Aim of the exercise: In the entries below, find the lines that contain the word "ylabel" and copy them.

════

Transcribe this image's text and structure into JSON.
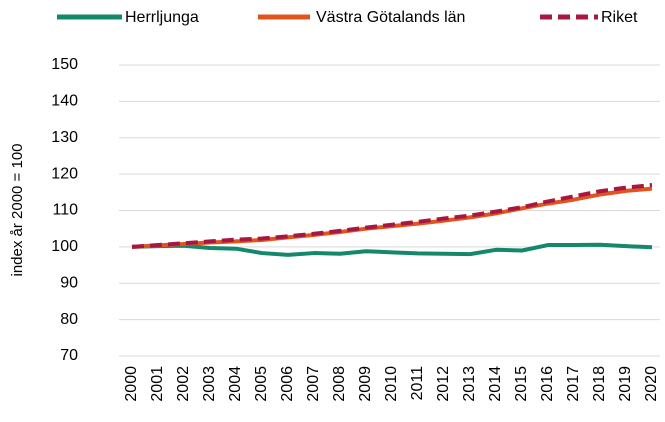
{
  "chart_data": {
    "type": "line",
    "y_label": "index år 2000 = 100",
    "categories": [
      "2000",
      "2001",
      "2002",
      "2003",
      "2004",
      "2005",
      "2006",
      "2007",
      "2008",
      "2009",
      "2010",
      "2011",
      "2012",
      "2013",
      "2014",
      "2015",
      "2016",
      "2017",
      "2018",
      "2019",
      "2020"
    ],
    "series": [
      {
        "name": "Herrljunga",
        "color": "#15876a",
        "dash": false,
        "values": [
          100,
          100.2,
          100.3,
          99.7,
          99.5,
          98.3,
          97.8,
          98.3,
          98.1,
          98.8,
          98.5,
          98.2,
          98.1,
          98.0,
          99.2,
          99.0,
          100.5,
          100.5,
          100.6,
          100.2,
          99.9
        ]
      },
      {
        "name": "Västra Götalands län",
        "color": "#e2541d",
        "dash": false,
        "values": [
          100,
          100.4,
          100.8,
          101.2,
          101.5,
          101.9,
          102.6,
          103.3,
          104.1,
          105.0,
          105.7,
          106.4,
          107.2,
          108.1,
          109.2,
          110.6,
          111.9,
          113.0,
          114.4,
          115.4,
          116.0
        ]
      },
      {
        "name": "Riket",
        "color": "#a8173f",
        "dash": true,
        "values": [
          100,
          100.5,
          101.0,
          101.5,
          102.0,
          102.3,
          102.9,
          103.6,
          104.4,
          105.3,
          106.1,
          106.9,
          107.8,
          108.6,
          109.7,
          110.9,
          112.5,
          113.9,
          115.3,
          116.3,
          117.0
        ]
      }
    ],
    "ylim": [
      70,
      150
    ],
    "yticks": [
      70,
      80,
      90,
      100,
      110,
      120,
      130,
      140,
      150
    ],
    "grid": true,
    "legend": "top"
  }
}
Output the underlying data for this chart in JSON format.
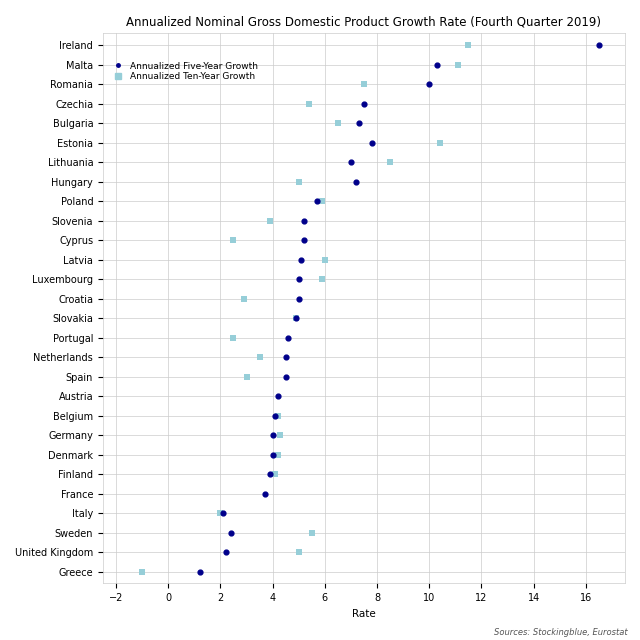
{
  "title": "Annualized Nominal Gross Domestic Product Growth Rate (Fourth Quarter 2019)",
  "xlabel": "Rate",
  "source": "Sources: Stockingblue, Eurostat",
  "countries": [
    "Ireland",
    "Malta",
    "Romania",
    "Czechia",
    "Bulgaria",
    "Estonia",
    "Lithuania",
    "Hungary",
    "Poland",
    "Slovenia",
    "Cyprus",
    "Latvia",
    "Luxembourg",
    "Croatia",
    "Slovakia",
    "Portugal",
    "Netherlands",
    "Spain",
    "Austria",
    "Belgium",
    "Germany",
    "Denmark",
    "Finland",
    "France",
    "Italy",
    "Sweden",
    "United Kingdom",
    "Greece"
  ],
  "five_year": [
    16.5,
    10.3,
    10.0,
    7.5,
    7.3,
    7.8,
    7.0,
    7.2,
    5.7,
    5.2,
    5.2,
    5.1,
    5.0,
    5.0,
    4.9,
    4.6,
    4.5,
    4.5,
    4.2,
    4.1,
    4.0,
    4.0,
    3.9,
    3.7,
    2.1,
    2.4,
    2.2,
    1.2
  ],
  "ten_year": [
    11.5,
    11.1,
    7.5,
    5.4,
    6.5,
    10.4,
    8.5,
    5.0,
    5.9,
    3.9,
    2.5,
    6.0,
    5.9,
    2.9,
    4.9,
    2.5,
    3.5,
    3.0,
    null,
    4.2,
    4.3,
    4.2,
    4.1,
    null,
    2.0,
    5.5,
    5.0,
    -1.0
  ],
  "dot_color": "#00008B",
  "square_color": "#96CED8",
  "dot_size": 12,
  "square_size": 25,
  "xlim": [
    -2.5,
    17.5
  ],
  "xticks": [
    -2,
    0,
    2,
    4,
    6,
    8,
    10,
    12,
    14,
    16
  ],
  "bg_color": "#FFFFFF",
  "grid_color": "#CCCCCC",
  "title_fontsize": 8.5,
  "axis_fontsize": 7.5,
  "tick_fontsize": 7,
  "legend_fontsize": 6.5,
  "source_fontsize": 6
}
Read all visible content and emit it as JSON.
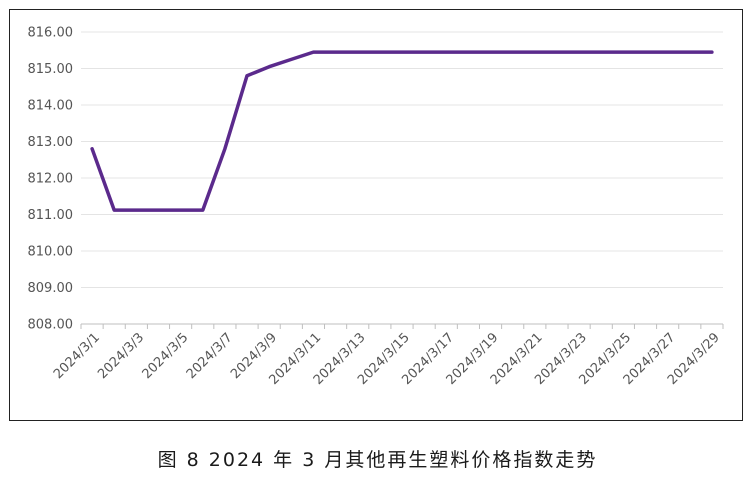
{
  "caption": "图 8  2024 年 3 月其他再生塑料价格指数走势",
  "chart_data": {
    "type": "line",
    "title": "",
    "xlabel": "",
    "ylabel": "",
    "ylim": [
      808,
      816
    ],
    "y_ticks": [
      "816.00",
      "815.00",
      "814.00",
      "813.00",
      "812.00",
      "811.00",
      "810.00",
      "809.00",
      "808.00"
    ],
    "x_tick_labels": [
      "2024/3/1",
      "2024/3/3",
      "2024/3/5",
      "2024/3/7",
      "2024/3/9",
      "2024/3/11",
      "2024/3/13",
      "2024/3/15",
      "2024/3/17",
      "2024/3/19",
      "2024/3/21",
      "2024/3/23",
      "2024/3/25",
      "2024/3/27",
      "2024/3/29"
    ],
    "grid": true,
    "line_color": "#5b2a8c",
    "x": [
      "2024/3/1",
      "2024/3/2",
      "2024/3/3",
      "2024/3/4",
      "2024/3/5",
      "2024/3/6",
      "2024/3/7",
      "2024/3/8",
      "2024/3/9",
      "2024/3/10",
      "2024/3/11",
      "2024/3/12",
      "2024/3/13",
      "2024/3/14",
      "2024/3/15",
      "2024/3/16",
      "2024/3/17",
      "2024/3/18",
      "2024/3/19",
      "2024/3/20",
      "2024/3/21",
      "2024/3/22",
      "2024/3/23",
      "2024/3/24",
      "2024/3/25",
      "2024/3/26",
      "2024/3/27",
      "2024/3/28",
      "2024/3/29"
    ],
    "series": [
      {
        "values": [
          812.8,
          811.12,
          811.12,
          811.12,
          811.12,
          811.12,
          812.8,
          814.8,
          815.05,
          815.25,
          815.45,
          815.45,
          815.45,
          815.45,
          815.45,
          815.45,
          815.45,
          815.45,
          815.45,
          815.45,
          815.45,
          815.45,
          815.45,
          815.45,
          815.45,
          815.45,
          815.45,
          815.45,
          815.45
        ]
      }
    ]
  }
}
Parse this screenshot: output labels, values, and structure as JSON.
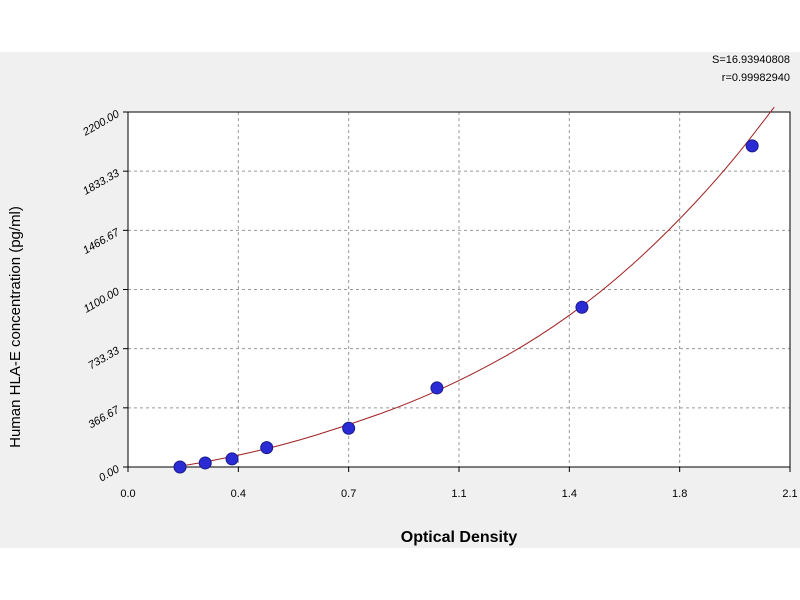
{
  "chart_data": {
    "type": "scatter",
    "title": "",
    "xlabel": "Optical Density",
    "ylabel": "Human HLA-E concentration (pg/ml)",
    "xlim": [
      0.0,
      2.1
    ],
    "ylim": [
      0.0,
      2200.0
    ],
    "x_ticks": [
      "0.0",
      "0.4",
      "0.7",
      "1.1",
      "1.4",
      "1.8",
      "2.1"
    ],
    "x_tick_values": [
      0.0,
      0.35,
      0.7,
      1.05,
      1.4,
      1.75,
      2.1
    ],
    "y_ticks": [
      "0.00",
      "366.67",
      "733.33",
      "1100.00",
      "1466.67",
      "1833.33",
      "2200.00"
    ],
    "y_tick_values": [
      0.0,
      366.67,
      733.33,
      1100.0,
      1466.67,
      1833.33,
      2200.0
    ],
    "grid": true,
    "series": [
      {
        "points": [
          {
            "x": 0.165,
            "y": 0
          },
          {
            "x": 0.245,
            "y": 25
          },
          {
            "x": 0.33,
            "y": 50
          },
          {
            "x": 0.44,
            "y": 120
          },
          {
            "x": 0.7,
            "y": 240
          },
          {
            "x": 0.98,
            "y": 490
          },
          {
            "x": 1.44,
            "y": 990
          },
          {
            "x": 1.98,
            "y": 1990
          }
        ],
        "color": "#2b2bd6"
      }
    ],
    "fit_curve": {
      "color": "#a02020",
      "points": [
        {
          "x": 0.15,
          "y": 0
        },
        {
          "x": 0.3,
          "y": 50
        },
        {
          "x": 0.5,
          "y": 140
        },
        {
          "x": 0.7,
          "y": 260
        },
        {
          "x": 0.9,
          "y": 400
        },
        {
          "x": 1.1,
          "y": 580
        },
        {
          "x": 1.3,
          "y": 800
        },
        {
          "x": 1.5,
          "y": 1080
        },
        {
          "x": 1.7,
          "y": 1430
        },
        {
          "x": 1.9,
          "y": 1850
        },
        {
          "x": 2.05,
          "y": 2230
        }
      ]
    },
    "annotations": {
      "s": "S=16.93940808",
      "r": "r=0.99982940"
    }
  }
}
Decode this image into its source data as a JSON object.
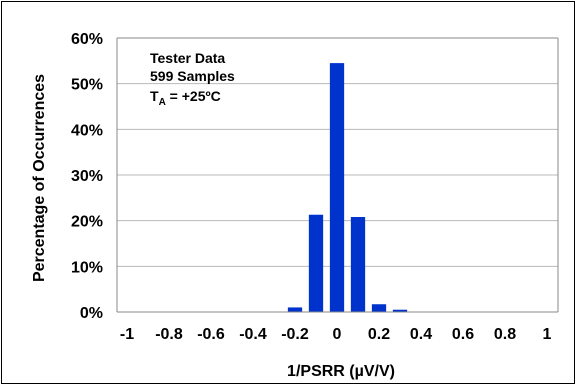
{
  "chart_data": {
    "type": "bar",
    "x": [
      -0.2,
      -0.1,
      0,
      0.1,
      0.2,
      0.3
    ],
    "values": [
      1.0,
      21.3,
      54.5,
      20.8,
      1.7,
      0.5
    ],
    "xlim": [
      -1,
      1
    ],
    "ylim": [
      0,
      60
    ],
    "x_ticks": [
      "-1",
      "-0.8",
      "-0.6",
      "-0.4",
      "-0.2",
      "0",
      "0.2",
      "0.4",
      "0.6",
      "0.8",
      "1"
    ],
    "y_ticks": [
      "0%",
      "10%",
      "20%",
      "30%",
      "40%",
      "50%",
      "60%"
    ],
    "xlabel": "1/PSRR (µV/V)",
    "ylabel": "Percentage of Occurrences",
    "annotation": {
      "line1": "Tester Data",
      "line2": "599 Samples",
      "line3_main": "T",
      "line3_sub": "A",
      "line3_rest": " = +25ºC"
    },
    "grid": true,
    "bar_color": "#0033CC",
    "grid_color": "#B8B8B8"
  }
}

════

The completed task:
    "ylabel": "",
    "ylabel": "Human HLA-E concentration (pg/ml)",
    "ylabel": "Percentage of Occurrences",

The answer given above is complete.